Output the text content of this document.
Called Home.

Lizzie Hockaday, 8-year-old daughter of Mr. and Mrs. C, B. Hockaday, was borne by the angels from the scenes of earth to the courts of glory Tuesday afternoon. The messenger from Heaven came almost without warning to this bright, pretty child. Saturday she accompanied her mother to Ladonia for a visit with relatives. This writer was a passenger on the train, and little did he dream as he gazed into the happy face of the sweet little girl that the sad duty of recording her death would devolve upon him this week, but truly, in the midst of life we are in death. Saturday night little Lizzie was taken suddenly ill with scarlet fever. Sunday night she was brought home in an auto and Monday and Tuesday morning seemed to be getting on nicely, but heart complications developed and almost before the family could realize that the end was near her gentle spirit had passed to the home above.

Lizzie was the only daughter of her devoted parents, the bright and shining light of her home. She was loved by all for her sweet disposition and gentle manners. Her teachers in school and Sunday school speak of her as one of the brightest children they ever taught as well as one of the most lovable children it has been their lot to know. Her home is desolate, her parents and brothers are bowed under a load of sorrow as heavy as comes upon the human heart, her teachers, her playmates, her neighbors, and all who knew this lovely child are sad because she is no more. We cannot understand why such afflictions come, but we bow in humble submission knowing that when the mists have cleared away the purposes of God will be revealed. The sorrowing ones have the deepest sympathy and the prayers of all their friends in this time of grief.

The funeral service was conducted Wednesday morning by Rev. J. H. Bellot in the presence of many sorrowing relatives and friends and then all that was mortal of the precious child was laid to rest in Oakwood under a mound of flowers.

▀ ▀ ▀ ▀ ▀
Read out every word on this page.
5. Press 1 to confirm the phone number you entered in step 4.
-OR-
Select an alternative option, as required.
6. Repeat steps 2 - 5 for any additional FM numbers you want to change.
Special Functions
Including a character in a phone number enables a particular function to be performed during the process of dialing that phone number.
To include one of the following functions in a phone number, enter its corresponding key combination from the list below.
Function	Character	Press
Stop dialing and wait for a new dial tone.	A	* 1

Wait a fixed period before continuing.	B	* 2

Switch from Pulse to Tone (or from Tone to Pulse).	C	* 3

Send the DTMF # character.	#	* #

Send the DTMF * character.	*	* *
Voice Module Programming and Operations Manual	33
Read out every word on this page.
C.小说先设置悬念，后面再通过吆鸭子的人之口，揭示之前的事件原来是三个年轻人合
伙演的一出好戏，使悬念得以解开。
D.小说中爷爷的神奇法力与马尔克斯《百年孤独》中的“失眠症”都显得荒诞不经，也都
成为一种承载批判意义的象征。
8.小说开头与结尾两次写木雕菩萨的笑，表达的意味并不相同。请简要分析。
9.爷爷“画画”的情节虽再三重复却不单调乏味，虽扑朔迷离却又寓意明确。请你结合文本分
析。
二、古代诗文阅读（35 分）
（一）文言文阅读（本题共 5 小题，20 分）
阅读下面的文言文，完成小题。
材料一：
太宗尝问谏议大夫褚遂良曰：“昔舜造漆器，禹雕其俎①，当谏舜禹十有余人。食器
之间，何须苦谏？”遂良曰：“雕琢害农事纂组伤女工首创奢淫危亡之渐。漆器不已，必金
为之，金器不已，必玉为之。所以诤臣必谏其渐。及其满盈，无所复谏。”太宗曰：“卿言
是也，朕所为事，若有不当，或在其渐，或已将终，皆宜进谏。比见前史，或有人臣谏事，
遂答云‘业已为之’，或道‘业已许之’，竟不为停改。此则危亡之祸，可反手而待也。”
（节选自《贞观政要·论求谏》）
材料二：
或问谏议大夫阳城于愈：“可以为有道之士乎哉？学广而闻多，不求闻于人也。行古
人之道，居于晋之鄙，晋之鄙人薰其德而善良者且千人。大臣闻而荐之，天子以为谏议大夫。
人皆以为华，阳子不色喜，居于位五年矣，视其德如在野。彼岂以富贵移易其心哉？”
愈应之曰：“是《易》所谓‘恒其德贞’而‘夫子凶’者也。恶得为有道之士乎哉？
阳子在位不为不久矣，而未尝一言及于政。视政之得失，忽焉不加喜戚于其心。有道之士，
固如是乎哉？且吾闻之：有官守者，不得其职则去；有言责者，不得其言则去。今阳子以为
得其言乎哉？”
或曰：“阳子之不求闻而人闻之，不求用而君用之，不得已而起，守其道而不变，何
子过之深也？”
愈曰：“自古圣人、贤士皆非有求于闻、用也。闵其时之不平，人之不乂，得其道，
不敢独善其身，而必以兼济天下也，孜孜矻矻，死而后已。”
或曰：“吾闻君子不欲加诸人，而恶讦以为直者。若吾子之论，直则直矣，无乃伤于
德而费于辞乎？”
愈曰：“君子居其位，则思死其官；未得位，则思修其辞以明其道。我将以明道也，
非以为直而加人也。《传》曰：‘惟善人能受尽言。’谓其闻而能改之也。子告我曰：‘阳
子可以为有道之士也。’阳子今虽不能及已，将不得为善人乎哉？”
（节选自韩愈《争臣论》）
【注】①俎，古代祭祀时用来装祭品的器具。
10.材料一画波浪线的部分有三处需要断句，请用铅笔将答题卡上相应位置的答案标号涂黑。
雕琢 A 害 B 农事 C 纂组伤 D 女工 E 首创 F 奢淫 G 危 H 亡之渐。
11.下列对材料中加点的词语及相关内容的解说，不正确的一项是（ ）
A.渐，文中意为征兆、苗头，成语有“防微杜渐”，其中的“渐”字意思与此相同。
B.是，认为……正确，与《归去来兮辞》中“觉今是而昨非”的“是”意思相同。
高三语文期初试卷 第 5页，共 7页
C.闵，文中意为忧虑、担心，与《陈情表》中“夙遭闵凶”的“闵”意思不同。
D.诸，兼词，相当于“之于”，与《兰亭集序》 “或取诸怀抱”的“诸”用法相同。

——————————

Challenge:
Determine how many lines above contain "Press" as a word or string. Give the number alone.

Task output:
2